- Task -
Reproduce every line of the entries below verbatim, leaving out the pictures.

- Input material -

>> start

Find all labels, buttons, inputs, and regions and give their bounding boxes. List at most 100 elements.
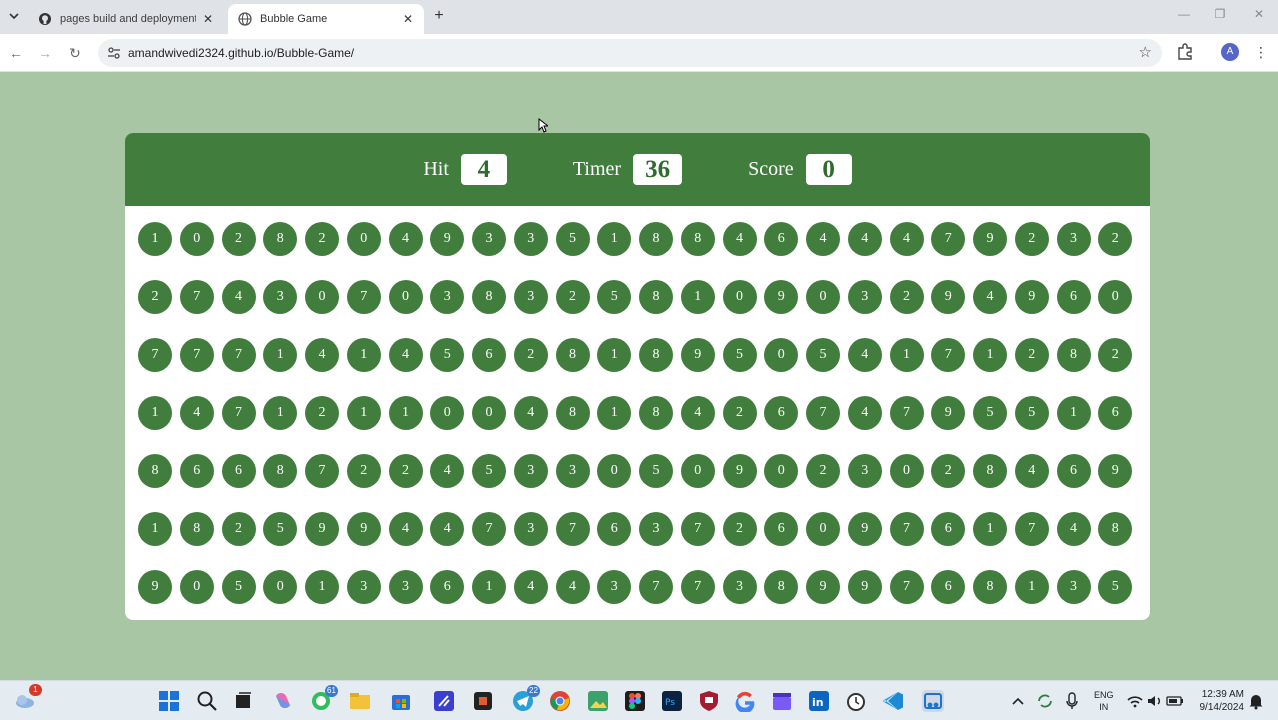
bubble[interactable]: 6 bbox=[764, 396, 799, 430]
bubble[interactable]: 4 bbox=[806, 222, 840, 256]
snipping-tool-icon[interactable] bbox=[922, 690, 944, 712]
bubble[interactable]: 0 bbox=[305, 280, 339, 314]
bubble[interactable]: 7 bbox=[931, 338, 966, 372]
bubble[interactable]: 8 bbox=[973, 570, 1007, 604]
bubble[interactable]: 3 bbox=[346, 570, 381, 604]
bubble[interactable]: 9 bbox=[847, 512, 882, 546]
bubble[interactable]: 3 bbox=[513, 512, 548, 546]
bubble[interactable]: 0 bbox=[806, 512, 840, 546]
vscode-icon[interactable] bbox=[882, 690, 904, 712]
bubble[interactable]: 9 bbox=[722, 454, 757, 488]
bubble[interactable]: 4 bbox=[430, 512, 465, 546]
bubble[interactable]: 1 bbox=[597, 222, 632, 256]
chrome-icon[interactable] bbox=[549, 690, 571, 712]
bubble[interactable]: 0 bbox=[722, 280, 757, 314]
bubble[interactable]: 5 bbox=[722, 338, 757, 372]
bubble[interactable]: 2 bbox=[138, 280, 172, 314]
whatsapp-icon[interactable]: 61 bbox=[310, 685, 338, 712]
bubble[interactable]: 7 bbox=[555, 512, 590, 546]
bubble[interactable]: 8 bbox=[639, 280, 673, 314]
bubble[interactable]: 9 bbox=[1098, 454, 1133, 488]
language-indicator[interactable]: ENG IN bbox=[1094, 689, 1114, 713]
bubble[interactable]: 4 bbox=[305, 338, 339, 372]
extensions-icon[interactable] bbox=[1176, 42, 1198, 64]
bubble[interactable]: 0 bbox=[597, 454, 632, 488]
bubble[interactable]: 7 bbox=[680, 570, 715, 604]
bubble[interactable]: 3 bbox=[513, 222, 548, 256]
bubble[interactable]: 6 bbox=[1098, 396, 1133, 430]
bubble[interactable]: 6 bbox=[1056, 454, 1091, 488]
site-settings-icon[interactable] bbox=[106, 45, 122, 61]
bubble[interactable]: 2 bbox=[1014, 338, 1049, 372]
bubble[interactable]: 9 bbox=[346, 512, 381, 546]
bubble[interactable]: 6 bbox=[430, 570, 465, 604]
bubble[interactable]: 1 bbox=[973, 338, 1007, 372]
bubble[interactable]: 0 bbox=[430, 396, 465, 430]
bubble[interactable]: 2 bbox=[555, 280, 590, 314]
bubble[interactable]: 0 bbox=[764, 338, 799, 372]
bubble[interactable]: 4 bbox=[221, 280, 256, 314]
copilot-icon[interactable] bbox=[272, 690, 294, 712]
bubble[interactable]: 3 bbox=[847, 454, 882, 488]
bubble[interactable]: 4 bbox=[722, 222, 757, 256]
bubble[interactable]: 6 bbox=[179, 454, 214, 488]
bubble[interactable]: 4 bbox=[388, 512, 423, 546]
bubble[interactable]: 7 bbox=[889, 396, 924, 430]
bubble[interactable]: 7 bbox=[889, 570, 924, 604]
bubble[interactable]: 7 bbox=[179, 338, 214, 372]
bubble[interactable]: 8 bbox=[973, 454, 1007, 488]
bubble[interactable]: 7 bbox=[305, 454, 339, 488]
bubble[interactable]: 1 bbox=[346, 396, 381, 430]
bubble[interactable]: 9 bbox=[764, 280, 799, 314]
bubble[interactable]: 1 bbox=[973, 512, 1007, 546]
microphone-icon[interactable] bbox=[1064, 690, 1080, 712]
bubble[interactable]: 5 bbox=[1098, 570, 1133, 604]
bubble[interactable]: 4 bbox=[1056, 512, 1091, 546]
bubble[interactable]: 2 bbox=[221, 222, 256, 256]
bubble[interactable]: 8 bbox=[1098, 512, 1133, 546]
photoshop-icon[interactable]: Ps bbox=[661, 690, 683, 712]
editor-app-icon[interactable] bbox=[433, 690, 455, 712]
close-window-icon[interactable]: ✕ bbox=[1249, 7, 1269, 21]
bubble[interactable]: 2 bbox=[722, 512, 757, 546]
google-icon[interactable] bbox=[734, 690, 756, 714]
bubble[interactable]: 8 bbox=[179, 512, 214, 546]
bubble[interactable]: 0 bbox=[179, 570, 214, 604]
bubble[interactable]: 3 bbox=[513, 280, 548, 314]
notification-bell-icon[interactable] bbox=[1248, 690, 1264, 712]
shield-app-icon[interactable] bbox=[698, 690, 720, 712]
bubble[interactable]: 5 bbox=[555, 222, 590, 256]
bubble[interactable]: 4 bbox=[847, 338, 882, 372]
bubble[interactable]: 0 bbox=[889, 454, 924, 488]
bubble[interactable]: 4 bbox=[555, 570, 590, 604]
bubble[interactable]: 6 bbox=[1056, 280, 1091, 314]
bubble[interactable]: 9 bbox=[931, 396, 966, 430]
bubble[interactable]: 1 bbox=[597, 338, 632, 372]
bubble[interactable]: 2 bbox=[1098, 222, 1133, 256]
bubble[interactable]: 0 bbox=[263, 570, 298, 604]
weather-icon[interactable]: 1 bbox=[14, 684, 42, 711]
photos-icon[interactable] bbox=[587, 690, 609, 712]
bookmark-star-icon[interactable]: ☆ bbox=[1139, 43, 1152, 61]
tab-pages-build[interactable]: pages build and deployment · A ✕ bbox=[28, 4, 224, 34]
bubble[interactable]: 6 bbox=[472, 338, 506, 372]
bubble[interactable]: 0 bbox=[764, 454, 799, 488]
bubble[interactable]: 7 bbox=[639, 570, 673, 604]
bubble[interactable]: 6 bbox=[221, 454, 256, 488]
restore-icon[interactable]: ❐ bbox=[1210, 7, 1230, 21]
search-icon[interactable] bbox=[196, 690, 218, 712]
bubble[interactable]: 2 bbox=[346, 454, 381, 488]
bubble[interactable]: 4 bbox=[430, 454, 465, 488]
bubble[interactable]: 1 bbox=[138, 222, 172, 256]
bubble[interactable]: 1 bbox=[597, 396, 632, 430]
bubble[interactable]: 3 bbox=[597, 570, 632, 604]
bubble[interactable]: 8 bbox=[1056, 338, 1091, 372]
chevron-up-icon[interactable] bbox=[1010, 690, 1026, 712]
bubble[interactable]: 1 bbox=[680, 280, 715, 314]
bubble[interactable]: 2 bbox=[305, 396, 339, 430]
bubble[interactable]: 3 bbox=[555, 454, 590, 488]
bubble[interactable]: 1 bbox=[263, 396, 298, 430]
bubble[interactable]: 4 bbox=[847, 396, 882, 430]
bubble[interactable]: 2 bbox=[889, 280, 924, 314]
tab-search-button[interactable] bbox=[4, 6, 24, 26]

>> end

- Solution to this task -
Find all labels, buttons, inputs, and regions and give their bounding boxes. List at most 100 elements.
bubble[interactable]: 6 bbox=[764, 396, 799, 430]
bubble[interactable]: 4 bbox=[806, 222, 840, 256]
snipping-tool-icon[interactable] bbox=[922, 690, 944, 712]
bubble[interactable]: 0 bbox=[305, 280, 339, 314]
bubble[interactable]: 7 bbox=[931, 338, 966, 372]
bubble[interactable]: 8 bbox=[973, 570, 1007, 604]
bubble[interactable]: 3 bbox=[346, 570, 381, 604]
bubble[interactable]: 9 bbox=[847, 512, 882, 546]
bubble[interactable]: 3 bbox=[513, 512, 548, 546]
bubble[interactable]: 0 bbox=[806, 512, 840, 546]
vscode-icon[interactable] bbox=[882, 690, 904, 712]
bubble[interactable]: 9 bbox=[722, 454, 757, 488]
bubble[interactable]: 4 bbox=[430, 512, 465, 546]
bubble[interactable]: 1 bbox=[597, 222, 632, 256]
chrome-icon[interactable] bbox=[549, 690, 571, 712]
bubble[interactable]: 0 bbox=[722, 280, 757, 314]
bubble[interactable]: 5 bbox=[722, 338, 757, 372]
bubble[interactable]: 2 bbox=[138, 280, 172, 314]
whatsapp-icon[interactable]: 61 bbox=[310, 685, 338, 712]
bubble[interactable]: 7 bbox=[555, 512, 590, 546]
bubble[interactable]: 8 bbox=[639, 280, 673, 314]
bubble[interactable]: 9 bbox=[1098, 454, 1133, 488]
language-indicator[interactable]: ENG IN bbox=[1094, 689, 1114, 713]
bubble[interactable]: 4 bbox=[305, 338, 339, 372]
extensions-icon[interactable] bbox=[1176, 42, 1198, 64]
bubble[interactable]: 0 bbox=[597, 454, 632, 488]
bubble[interactable]: 7 bbox=[680, 570, 715, 604]
bubble[interactable]: 3 bbox=[513, 222, 548, 256]
bubble[interactable]: 6 bbox=[1098, 396, 1133, 430]
bubble[interactable]: 6 bbox=[1056, 454, 1091, 488]
site-settings-icon[interactable] bbox=[106, 45, 122, 61]
bubble[interactable]: 2 bbox=[1014, 338, 1049, 372]
bubble[interactable]: 9 bbox=[346, 512, 381, 546]
bubble[interactable]: 6 bbox=[430, 570, 465, 604]
bubble[interactable]: 1 bbox=[973, 338, 1007, 372]
bubble[interactable]: 0 bbox=[430, 396, 465, 430]
bubble[interactable]: 2 bbox=[555, 280, 590, 314]
bubble[interactable]: 0 bbox=[764, 338, 799, 372]
bubble[interactable]: 4 bbox=[221, 280, 256, 314]
copilot-icon[interactable] bbox=[272, 690, 294, 712]
bubble[interactable]: 3 bbox=[847, 454, 882, 488]
bubble[interactable]: 4 bbox=[722, 222, 757, 256]
bubble[interactable]: 6 bbox=[179, 454, 214, 488]
bubble[interactable]: 4 bbox=[388, 512, 423, 546]
bubble[interactable]: 7 bbox=[889, 396, 924, 430]
bubble[interactable]: 7 bbox=[889, 570, 924, 604]
bubble[interactable]: 7 bbox=[179, 338, 214, 372]
bubble[interactable]: 8 bbox=[973, 454, 1007, 488]
bubble[interactable]: 7 bbox=[305, 454, 339, 488]
bubble[interactable]: 1 bbox=[346, 396, 381, 430]
bubble[interactable]: 9 bbox=[764, 280, 799, 314]
bubble[interactable]: 1 bbox=[973, 512, 1007, 546]
microphone-icon[interactable] bbox=[1064, 690, 1080, 712]
bubble[interactable]: 5 bbox=[1098, 570, 1133, 604]
bubble[interactable]: 4 bbox=[1056, 512, 1091, 546]
bubble[interactable]: 2 bbox=[221, 222, 256, 256]
bubble[interactable]: 8 bbox=[1098, 512, 1133, 546]
photoshop-icon[interactable]: Ps bbox=[661, 690, 683, 712]
editor-app-icon[interactable] bbox=[433, 690, 455, 712]
close-window-icon[interactable]: ✕ bbox=[1249, 7, 1269, 21]
bubble[interactable]: 2 bbox=[722, 512, 757, 546]
google-icon[interactable] bbox=[734, 690, 756, 714]
bubble[interactable]: 8 bbox=[179, 512, 214, 546]
bubble[interactable]: 0 bbox=[179, 570, 214, 604]
bubble[interactable]: 3 bbox=[513, 280, 548, 314]
notification-bell-icon[interactable] bbox=[1248, 690, 1264, 712]
shield-app-icon[interactable] bbox=[698, 690, 720, 712]
bubble[interactable]: 5 bbox=[555, 222, 590, 256]
bubble[interactable]: 4 bbox=[847, 338, 882, 372]
bubble[interactable]: 0 bbox=[889, 454, 924, 488]
bubble[interactable]: 4 bbox=[555, 570, 590, 604]
bubble[interactable]: 6 bbox=[1056, 280, 1091, 314]
bubble[interactable]: 9 bbox=[931, 396, 966, 430]
bubble[interactable]: 1 bbox=[597, 338, 632, 372]
bubble[interactable]: 2 bbox=[1098, 222, 1133, 256]
bubble[interactable]: 0 bbox=[263, 570, 298, 604]
weather-icon[interactable]: 1 bbox=[14, 684, 42, 711]
photos-icon[interactable] bbox=[587, 690, 609, 712]
bookmark-star-icon[interactable]: ☆ bbox=[1139, 43, 1152, 61]
tab-pages-build[interactable]: pages build and deployment · A ✕ bbox=[28, 4, 224, 34]
bubble[interactable]: 6 bbox=[472, 338, 506, 372]
bubble[interactable]: 0 bbox=[764, 454, 799, 488]
bubble[interactable]: 7 bbox=[639, 570, 673, 604]
bubble[interactable]: 6 bbox=[221, 454, 256, 488]
restore-icon[interactable]: ❐ bbox=[1210, 7, 1230, 21]
search-icon[interactable] bbox=[196, 690, 218, 712]
bubble[interactable]: 2 bbox=[346, 454, 381, 488]
bubble[interactable]: 4 bbox=[430, 454, 465, 488]
bubble[interactable]: 1 bbox=[138, 222, 172, 256]
bubble[interactable]: 1 bbox=[597, 396, 632, 430]
bubble[interactable]: 3 bbox=[597, 570, 632, 604]
bubble[interactable]: 8 bbox=[1056, 338, 1091, 372]
chevron-up-icon[interactable] bbox=[1010, 690, 1026, 712]
bubble[interactable]: 1 bbox=[680, 280, 715, 314]
bubble[interactable]: 2 bbox=[305, 396, 339, 430]
bubble[interactable]: 3 bbox=[555, 454, 590, 488]
bubble[interactable]: 1 bbox=[263, 396, 298, 430]
bubble[interactable]: 4 bbox=[847, 396, 882, 430]
bubble[interactable]: 2 bbox=[889, 280, 924, 314]
tab-search-button[interactable] bbox=[4, 6, 24, 26]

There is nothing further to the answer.